The exercise: Show each line of the data below that contains the string "optical". Matching is case-sensitive.

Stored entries
━━━━━━

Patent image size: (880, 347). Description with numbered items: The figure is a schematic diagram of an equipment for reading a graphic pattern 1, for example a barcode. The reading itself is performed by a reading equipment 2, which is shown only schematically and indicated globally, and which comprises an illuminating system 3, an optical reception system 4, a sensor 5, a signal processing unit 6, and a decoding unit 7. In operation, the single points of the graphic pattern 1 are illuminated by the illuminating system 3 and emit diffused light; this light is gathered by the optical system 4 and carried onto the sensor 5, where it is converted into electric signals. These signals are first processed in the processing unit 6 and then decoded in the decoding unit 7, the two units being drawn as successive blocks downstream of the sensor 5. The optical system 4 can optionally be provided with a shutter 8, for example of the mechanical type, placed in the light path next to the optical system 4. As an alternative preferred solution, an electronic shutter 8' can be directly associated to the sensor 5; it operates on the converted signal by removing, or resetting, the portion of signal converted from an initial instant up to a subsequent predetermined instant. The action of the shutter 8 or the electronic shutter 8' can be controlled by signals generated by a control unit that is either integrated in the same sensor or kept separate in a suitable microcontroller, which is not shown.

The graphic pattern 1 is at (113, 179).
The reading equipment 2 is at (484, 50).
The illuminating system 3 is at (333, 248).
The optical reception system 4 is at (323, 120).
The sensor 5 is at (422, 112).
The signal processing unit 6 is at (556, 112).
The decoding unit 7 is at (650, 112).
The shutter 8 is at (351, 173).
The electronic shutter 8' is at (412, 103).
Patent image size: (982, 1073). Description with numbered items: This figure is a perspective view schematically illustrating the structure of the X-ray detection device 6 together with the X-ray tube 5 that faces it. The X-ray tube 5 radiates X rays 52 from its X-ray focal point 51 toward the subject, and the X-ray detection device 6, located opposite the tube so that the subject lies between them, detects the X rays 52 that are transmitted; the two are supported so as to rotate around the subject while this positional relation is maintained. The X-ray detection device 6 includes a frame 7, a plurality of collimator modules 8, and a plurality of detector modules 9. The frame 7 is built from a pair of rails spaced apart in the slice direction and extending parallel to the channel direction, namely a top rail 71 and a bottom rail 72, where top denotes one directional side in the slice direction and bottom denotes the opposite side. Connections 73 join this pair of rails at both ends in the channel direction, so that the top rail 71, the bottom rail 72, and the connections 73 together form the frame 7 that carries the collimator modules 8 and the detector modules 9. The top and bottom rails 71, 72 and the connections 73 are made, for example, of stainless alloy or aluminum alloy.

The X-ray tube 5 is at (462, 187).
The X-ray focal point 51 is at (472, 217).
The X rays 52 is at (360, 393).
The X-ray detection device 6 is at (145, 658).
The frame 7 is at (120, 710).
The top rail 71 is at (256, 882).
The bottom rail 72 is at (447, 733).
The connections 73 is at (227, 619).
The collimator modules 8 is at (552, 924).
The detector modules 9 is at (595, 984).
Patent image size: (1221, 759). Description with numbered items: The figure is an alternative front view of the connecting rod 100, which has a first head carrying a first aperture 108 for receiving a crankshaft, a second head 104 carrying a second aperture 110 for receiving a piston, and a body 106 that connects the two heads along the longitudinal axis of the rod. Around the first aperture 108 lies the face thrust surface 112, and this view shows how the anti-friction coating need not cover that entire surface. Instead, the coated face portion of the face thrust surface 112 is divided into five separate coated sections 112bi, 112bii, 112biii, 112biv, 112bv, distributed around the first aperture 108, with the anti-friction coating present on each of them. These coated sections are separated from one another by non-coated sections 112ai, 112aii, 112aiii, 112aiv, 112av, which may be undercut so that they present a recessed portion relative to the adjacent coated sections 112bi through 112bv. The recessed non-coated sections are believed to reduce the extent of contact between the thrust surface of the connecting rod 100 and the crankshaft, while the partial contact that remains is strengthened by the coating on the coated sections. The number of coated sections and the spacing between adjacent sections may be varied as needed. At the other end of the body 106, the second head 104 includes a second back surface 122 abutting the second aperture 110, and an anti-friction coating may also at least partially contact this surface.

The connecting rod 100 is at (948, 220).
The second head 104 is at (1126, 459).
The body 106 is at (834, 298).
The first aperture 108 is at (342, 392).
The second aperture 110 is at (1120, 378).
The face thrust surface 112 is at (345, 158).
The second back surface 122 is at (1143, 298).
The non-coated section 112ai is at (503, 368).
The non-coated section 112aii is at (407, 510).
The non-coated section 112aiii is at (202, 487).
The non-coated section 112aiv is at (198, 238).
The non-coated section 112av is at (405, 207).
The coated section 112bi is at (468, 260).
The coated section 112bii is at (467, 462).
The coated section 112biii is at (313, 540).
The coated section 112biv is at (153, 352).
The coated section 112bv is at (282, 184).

━━━━━━

Answer to the exercise:
Patent image size: (880, 347). Description with numbered items: The figure is a schematic diagram of an equipment for reading a graphic pattern 1, for example a barcode. The reading itself is performed by a reading equipment 2, which is shown only schematically and indicated globally, and which comprises an illuminating system 3, an optical reception system 4, a sensor 5, a signal processing unit 6, and a decoding unit 7. In operation, the single points of the graphic pattern 1 are illuminated by the illuminating system 3 and emit diffused light; this light is gathered by the optical system 4 and carried onto the sensor 5, where it is converted into electric signals. These signals are first processed in the processing unit 6 and then decoded in the decoding unit 7, the two units being drawn as successive blocks downstream of the sensor 5. The optical system 4 can optionally be provided with a shutter 8, for example of the mechanical type, placed in the light path next to the optical system 4. As an alternative preferred solution, an electronic shutter 8' can be directly associated to the sensor 5; it operates on the converted signal by removing, or resetting, the portion of signal converted from an initial instant up to a subsequent predetermined instant. The action of the shutter 8 or the electronic shutter 8' can be controlled by signals generated by a control unit that is either integrated in the same sensor or kept separate in a suitable microcontroller, which is not shown.
The optical reception system 4 is at (323, 120).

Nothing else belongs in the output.